What is needed → Give the entries back exactly, dropping each image.

[start]

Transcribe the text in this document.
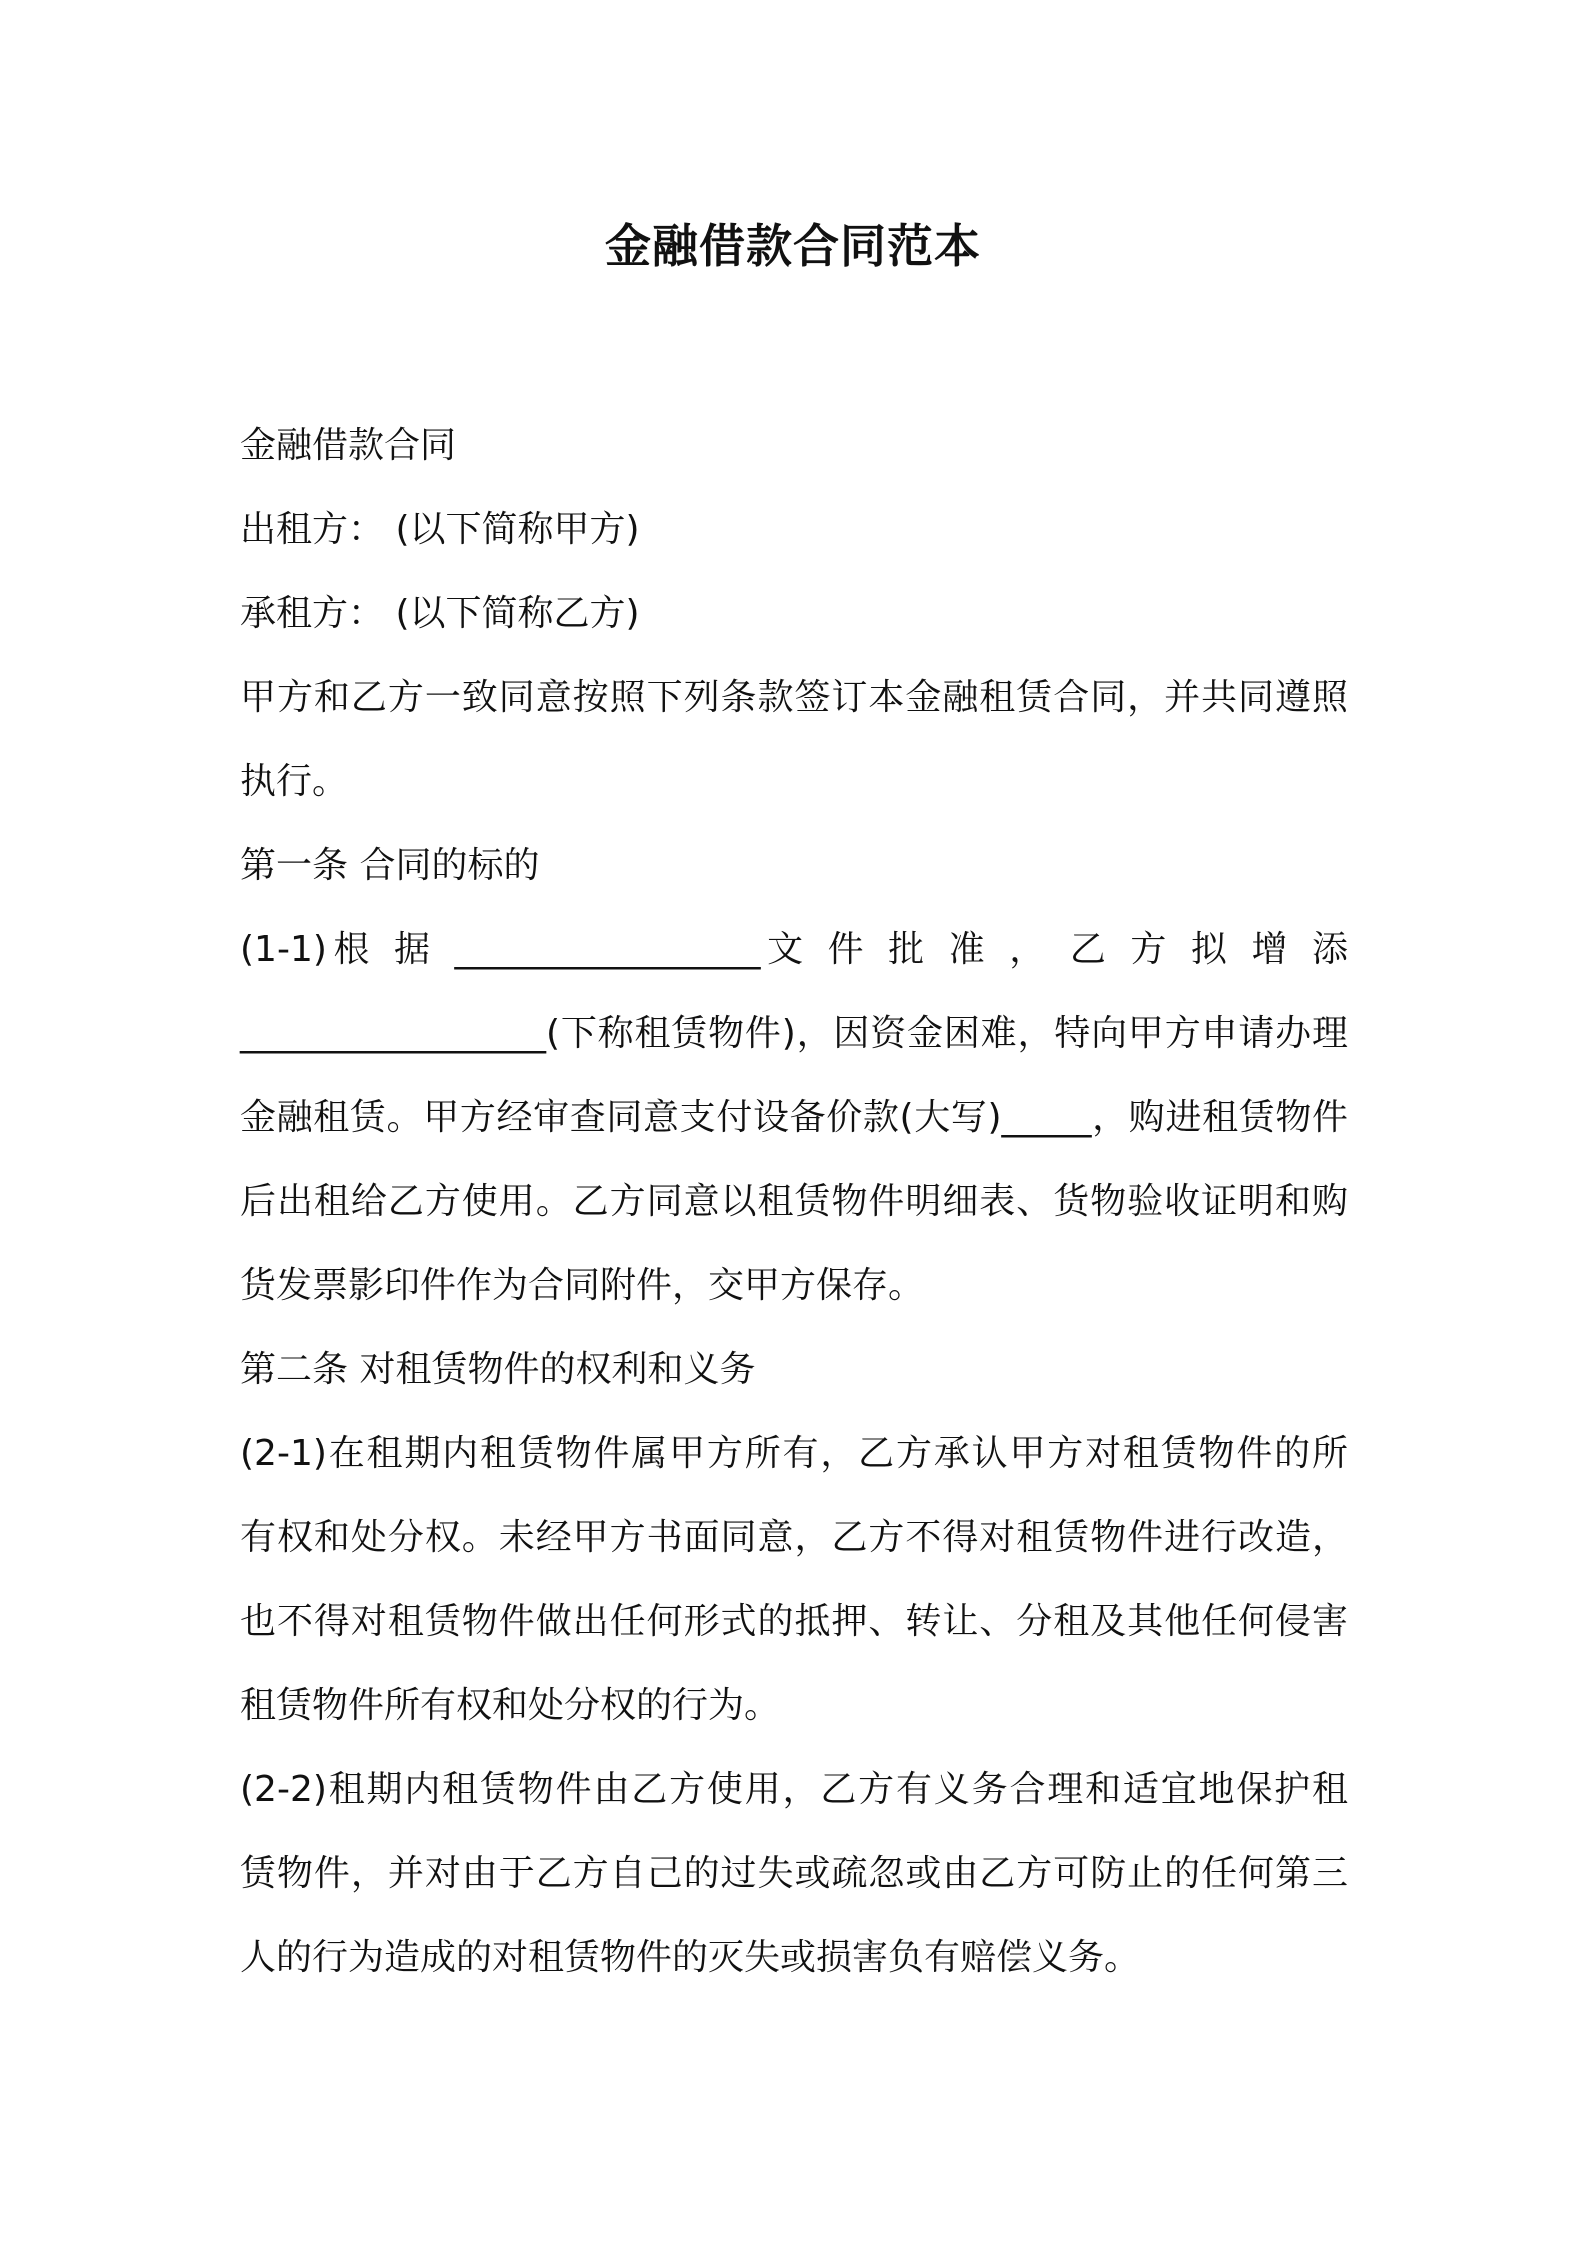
金融借款合同范本

金融借款合同

出租方： (以下简称甲方)

承租方： (以下简称乙方)

甲方和乙方一致同意按照下列条款签订本金融租赁合同，并共同遵照

执行。

第一条 合同的标的

(1-1)根 据 _________________文 件 批 准 ， 乙 方 拟 增 添

_________________(下称租赁物件)，因资金困难，特向甲方申请办理

金融租赁。甲方经审查同意支付设备价款(大写)_____，购进租赁物件

后出租给乙方使用。乙方同意以租赁物件明细表、货物验收证明和购

货发票影印件作为合同附件，交甲方保存。

第二条 对租赁物件的权利和义务

(2-1)在租期内租赁物件属甲方所有，乙方承认甲方对租赁物件的所

有权和处分权。未经甲方书面同意，乙方不得对租赁物件进行改造，

也不得对租赁物件做出任何形式的抵押、转让、分租及其他任何侵害

租赁物件所有权和处分权的行为。

(2-2)租期内租赁物件由乙方使用，乙方有义务合理和适宜地保护租

赁物件，并对由于乙方自己的过失或疏忽或由乙方可防止的任何第三

人的行为造成的对租赁物件的灭失或损害负有赔偿义务。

[end]

Output →
Transcribe the text in this document.
金融借款合同范本

金融借款合同

出租方： (以下简称甲方)

承租方： (以下简称乙方)

甲方和乙方一致同意按照下列条款签订本金融租赁合同，并共同遵照

执行。

第一条 合同的标的

(1-1)根 据 _________________文 件 批 准 ， 乙 方 拟 增 添

_________________(下称租赁物件)，因资金困难，特向甲方申请办理

金融租赁。甲方经审查同意支付设备价款(大写)_____，购进租赁物件

后出租给乙方使用。乙方同意以租赁物件明细表、货物验收证明和购

货发票影印件作为合同附件，交甲方保存。

第二条 对租赁物件的权利和义务

(2-1)在租期内租赁物件属甲方所有，乙方承认甲方对租赁物件的所

有权和处分权。未经甲方书面同意，乙方不得对租赁物件进行改造，

也不得对租赁物件做出任何形式的抵押、转让、分租及其他任何侵害

租赁物件所有权和处分权的行为。

(2-2)租期内租赁物件由乙方使用，乙方有义务合理和适宜地保护租

赁物件，并对由于乙方自己的过失或疏忽或由乙方可防止的任何第三

人的行为造成的对租赁物件的灭失或损害负有赔偿义务。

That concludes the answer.